GIVEN ENTRIES -
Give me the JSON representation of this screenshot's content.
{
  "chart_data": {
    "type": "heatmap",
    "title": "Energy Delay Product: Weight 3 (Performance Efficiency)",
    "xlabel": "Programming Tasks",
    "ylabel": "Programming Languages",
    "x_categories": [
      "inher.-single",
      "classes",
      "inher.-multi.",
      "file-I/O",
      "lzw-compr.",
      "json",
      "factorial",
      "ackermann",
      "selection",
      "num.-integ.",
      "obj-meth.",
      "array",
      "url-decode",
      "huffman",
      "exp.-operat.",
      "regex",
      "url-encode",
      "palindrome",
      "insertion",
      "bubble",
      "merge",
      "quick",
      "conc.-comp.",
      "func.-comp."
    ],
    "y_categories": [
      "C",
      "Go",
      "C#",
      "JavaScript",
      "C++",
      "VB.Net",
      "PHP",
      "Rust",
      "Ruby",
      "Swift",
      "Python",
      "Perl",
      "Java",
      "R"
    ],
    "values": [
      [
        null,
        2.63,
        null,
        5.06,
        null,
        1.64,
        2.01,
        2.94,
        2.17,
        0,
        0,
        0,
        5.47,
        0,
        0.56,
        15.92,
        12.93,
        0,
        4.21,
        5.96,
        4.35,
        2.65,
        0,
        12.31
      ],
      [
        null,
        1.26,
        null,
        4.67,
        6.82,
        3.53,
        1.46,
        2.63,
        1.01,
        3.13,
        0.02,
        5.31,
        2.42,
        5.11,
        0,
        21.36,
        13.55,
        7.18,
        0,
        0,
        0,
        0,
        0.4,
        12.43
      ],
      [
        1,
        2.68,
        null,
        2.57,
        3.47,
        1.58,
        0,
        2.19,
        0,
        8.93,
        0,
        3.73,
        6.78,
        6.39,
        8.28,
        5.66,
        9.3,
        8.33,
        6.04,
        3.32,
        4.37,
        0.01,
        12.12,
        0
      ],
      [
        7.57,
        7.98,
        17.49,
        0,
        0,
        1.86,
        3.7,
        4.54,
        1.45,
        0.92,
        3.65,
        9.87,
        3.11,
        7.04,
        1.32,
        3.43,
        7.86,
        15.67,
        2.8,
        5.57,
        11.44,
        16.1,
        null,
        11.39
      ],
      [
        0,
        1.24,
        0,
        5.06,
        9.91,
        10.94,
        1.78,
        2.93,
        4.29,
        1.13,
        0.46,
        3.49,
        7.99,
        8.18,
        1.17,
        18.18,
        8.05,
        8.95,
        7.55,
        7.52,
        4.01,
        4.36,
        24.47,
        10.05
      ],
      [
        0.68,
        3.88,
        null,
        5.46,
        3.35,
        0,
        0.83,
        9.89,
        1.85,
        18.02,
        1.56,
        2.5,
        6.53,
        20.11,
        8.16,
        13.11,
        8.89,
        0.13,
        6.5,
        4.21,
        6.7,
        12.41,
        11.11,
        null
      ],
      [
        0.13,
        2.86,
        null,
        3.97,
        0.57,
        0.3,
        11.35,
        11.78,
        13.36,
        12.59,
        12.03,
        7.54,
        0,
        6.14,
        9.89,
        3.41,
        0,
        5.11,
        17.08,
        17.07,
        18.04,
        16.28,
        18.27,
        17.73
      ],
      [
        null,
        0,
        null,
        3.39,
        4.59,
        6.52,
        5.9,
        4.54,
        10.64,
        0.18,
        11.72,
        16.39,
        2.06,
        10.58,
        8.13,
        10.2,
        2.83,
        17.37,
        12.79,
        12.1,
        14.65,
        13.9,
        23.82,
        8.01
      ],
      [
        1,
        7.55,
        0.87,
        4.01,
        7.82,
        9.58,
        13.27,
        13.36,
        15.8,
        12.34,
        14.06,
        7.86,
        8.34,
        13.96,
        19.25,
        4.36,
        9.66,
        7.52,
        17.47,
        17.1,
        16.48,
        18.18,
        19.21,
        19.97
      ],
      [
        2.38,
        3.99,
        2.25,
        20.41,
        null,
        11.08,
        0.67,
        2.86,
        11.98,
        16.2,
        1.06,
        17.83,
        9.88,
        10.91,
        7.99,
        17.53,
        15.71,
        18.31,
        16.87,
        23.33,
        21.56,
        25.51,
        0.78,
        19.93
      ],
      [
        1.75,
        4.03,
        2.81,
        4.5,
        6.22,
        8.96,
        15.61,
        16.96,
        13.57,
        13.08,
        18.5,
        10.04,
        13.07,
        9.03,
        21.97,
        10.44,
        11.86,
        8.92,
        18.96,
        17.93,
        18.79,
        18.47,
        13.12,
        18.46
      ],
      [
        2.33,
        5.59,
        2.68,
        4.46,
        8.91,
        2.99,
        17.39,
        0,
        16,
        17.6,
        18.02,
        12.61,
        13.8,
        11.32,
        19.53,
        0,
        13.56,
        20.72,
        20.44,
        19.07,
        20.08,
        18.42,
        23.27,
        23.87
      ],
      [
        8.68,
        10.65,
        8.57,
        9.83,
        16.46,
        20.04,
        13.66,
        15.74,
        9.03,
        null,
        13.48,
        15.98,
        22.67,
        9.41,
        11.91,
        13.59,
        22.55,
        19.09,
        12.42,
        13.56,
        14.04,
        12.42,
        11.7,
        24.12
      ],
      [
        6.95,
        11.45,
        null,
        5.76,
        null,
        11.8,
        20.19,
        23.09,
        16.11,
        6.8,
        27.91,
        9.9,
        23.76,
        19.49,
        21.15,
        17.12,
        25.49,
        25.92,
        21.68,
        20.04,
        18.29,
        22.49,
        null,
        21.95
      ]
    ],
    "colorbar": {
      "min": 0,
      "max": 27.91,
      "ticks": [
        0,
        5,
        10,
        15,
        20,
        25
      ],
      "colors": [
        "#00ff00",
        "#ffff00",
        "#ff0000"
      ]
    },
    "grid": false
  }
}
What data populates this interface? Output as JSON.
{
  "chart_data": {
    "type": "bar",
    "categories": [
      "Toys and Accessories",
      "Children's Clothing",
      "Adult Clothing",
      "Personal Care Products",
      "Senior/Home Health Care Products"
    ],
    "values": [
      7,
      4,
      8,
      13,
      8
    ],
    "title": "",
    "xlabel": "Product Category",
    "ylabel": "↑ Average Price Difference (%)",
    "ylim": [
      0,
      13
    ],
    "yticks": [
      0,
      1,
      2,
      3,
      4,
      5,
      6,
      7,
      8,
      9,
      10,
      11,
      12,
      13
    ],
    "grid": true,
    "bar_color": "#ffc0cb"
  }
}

EXERCISE TASK -
Look above for the line containing "What data populates", then transcribe it and all lines after it through the last, exactly and with nothing else.

FULL SOLUTION -
What data populates this interface? Output as JSON.
{
  "chart_data": {
    "type": "bar",
    "categories": [
      "Toys and Accessories",
      "Children's Clothing",
      "Adult Clothing",
      "Personal Care Products",
      "Senior/Home Health Care Products"
    ],
    "values": [
      7,
      4,
      8,
      13,
      8
    ],
    "title": "",
    "xlabel": "Product Category",
    "ylabel": "↑ Average Price Difference (%)",
    "ylim": [
      0,
      13
    ],
    "yticks": [
      0,
      1,
      2,
      3,
      4,
      5,
      6,
      7,
      8,
      9,
      10,
      11,
      12,
      13
    ],
    "grid": true,
    "bar_color": "#ffc0cb"
  }
}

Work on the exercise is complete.